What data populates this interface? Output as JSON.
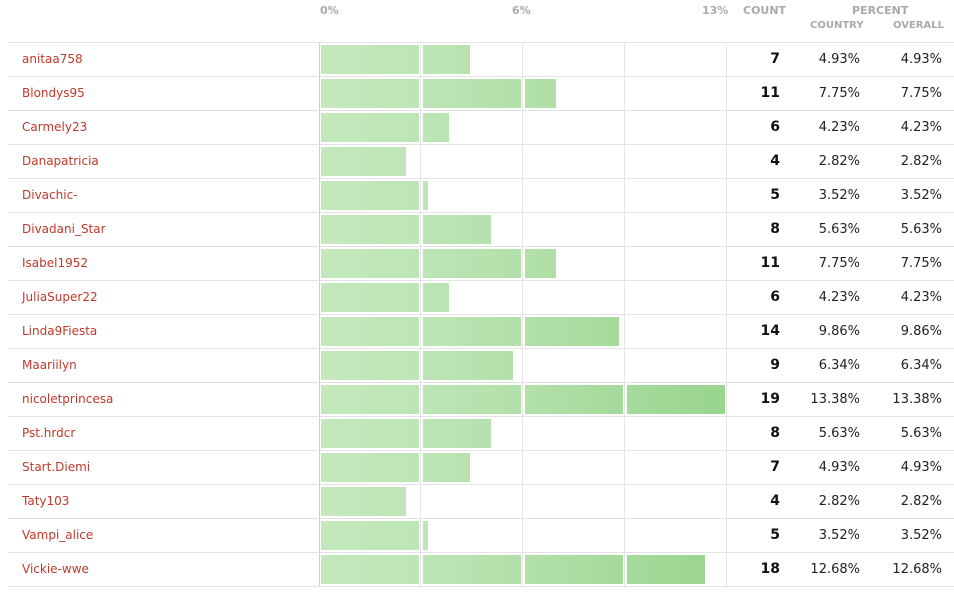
{
  "axis": {
    "tick_0": "0%",
    "tick_mid": "6%",
    "tick_max": "13%",
    "max_value": 13.38
  },
  "columns": {
    "count": "COUNT",
    "percent": "PERCENT",
    "country": "COUNTRY",
    "overall": "OVERALL"
  },
  "colors": {
    "bar_light": "#c4e8bd",
    "bar_dark": "#99d58f",
    "name_link": "#c0392b"
  },
  "chart_data": {
    "type": "bar",
    "orientation": "horizontal",
    "xlim": [
      0,
      13.38
    ],
    "x_ticks": [
      "0%",
      "6%",
      "13%"
    ],
    "rows": [
      {
        "name": "anitaa758",
        "count": "7",
        "country": "4.93%",
        "overall": "4.93%",
        "value": 4.93
      },
      {
        "name": "Blondys95",
        "count": "11",
        "country": "7.75%",
        "overall": "7.75%",
        "value": 7.75
      },
      {
        "name": "Carmely23",
        "count": "6",
        "country": "4.23%",
        "overall": "4.23%",
        "value": 4.23
      },
      {
        "name": "Danapatricia",
        "count": "4",
        "country": "2.82%",
        "overall": "2.82%",
        "value": 2.82
      },
      {
        "name": "Divachic-",
        "count": "5",
        "country": "3.52%",
        "overall": "3.52%",
        "value": 3.52
      },
      {
        "name": "Divadani_Star",
        "count": "8",
        "country": "5.63%",
        "overall": "5.63%",
        "value": 5.63
      },
      {
        "name": "Isabel1952",
        "count": "11",
        "country": "7.75%",
        "overall": "7.75%",
        "value": 7.75
      },
      {
        "name": "JuliaSuper22",
        "count": "6",
        "country": "4.23%",
        "overall": "4.23%",
        "value": 4.23
      },
      {
        "name": "Linda9Fiesta",
        "count": "14",
        "country": "9.86%",
        "overall": "9.86%",
        "value": 9.86
      },
      {
        "name": "Maariilyn",
        "count": "9",
        "country": "6.34%",
        "overall": "6.34%",
        "value": 6.34
      },
      {
        "name": "nicoletprincesa",
        "count": "19",
        "country": "13.38%",
        "overall": "13.38%",
        "value": 13.38
      },
      {
        "name": "Pst.hrdcr",
        "count": "8",
        "country": "5.63%",
        "overall": "5.63%",
        "value": 5.63
      },
      {
        "name": "Start.Diemi",
        "count": "7",
        "country": "4.93%",
        "overall": "4.93%",
        "value": 4.93
      },
      {
        "name": "Taty103",
        "count": "4",
        "country": "2.82%",
        "overall": "2.82%",
        "value": 2.82
      },
      {
        "name": "Vampi_alice",
        "count": "5",
        "country": "3.52%",
        "overall": "3.52%",
        "value": 3.52
      },
      {
        "name": "Vickie-wwe",
        "count": "18",
        "country": "12.68%",
        "overall": "12.68%",
        "value": 12.68
      }
    ]
  }
}
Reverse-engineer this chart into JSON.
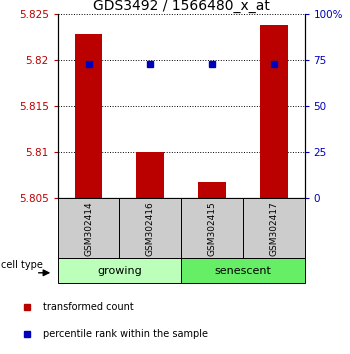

────────

WRITTEN TASK:
Reproduce the records, all of them, word for word; omit the pictures.

FULL RESPONSE:
What data populates this interface? Output as JSON.
{
  "axis": {
    "tick_0": "0%",
    "tick_mid": "6%",
    "tick_max": "13%",
    "max_value": 13.38
  },
  "columns": {
    "count": "COUNT",
    "percent": "PERCENT",
    "country": "COUNTRY",
    "overall": "OVERALL"
  },
  "colors": {
    "bar_light": "#c4e8bd",
    "bar_dark": "#99d58f",
    "name_link": "#c0392b"
  },
  "chart_data": {
    "type": "bar",
    "orientation": "horizontal",
    "xlim": [
      0,
      13.38
    ],
    "x_ticks": [
      "0%",
      "6%",
      "13%"
    ],
    "rows": [
      {
        "name": "anitaa758",
        "count": "7",
        "country": "4.93%",
        "overall": "4.93%",
        "value": 4.93
      },
      {
        "name": "Blondys95",
        "count": "11",
        "country": "7.75%",
        "overall": "7.75%",
        "value": 7.75
      },
      {
        "name": "Carmely23",
        "count": "6",
        "country": "4.23%",
        "overall": "4.23%",
        "value": 4.23
      },
      {
        "name": "Danapatricia",
        "count": "4",
        "country": "2.82%",
        "overall": "2.82%",
        "value": 2.82
      },
      {
        "name": "Divachic-",
        "count": "5",
        "country": "3.52%",
        "overall": "3.52%",
        "value": 3.52
      },
      {
        "name": "Divadani_Star",
        "count": "8",
        "country": "5.63%",
        "overall": "5.63%",
        "value": 5.63
      },
      {
        "name": "Isabel1952",
        "count": "11",
        "country": "7.75%",
        "overall": "7.75%",
        "value": 7.75
      },
      {
        "name": "JuliaSuper22",
        "count": "6",
        "country": "4.23%",
        "overall": "4.23%",
        "value": 4.23
      },
      {
        "name": "Linda9Fiesta",
        "count": "14",
        "country": "9.86%",
        "overall": "9.86%",
        "value": 9.86
      },
      {
        "name": "Maariilyn",
        "count": "9",
        "country": "6.34%",
        "overall": "6.34%",
        "value": 6.34
      },
      {
        "name": "nicoletprincesa",
        "count": "19",
        "country": "13.38%",
        "overall": "13.38%",
        "value": 13.38
      },
      {
        "name": "Pst.hrdcr",
        "count": "8",
        "country": "5.63%",
        "overall": "5.63%",
        "value": 5.63
      },
      {
        "name": "Start.Diemi",
        "count": "7",
        "country": "4.93%",
        "overall": "4.93%",
        "value": 4.93
      },
      {
        "name": "Taty103",
        "count": "4",
        "country": "2.82%",
        "overall": "2.82%",
        "value": 2.82
      },
      {
        "name": "Vampi_alice",
        "count": "5",
        "country": "3.52%",
        "overall": "3.52%",
        "value": 3.52
      },
      {
        "name": "Vickie-wwe",
        "count": "18",
        "country": "12.68%",
        "overall": "12.68%",
        "value": 12.68
      }
    ]
  }
}
Reverse-engineer this chart into JSON.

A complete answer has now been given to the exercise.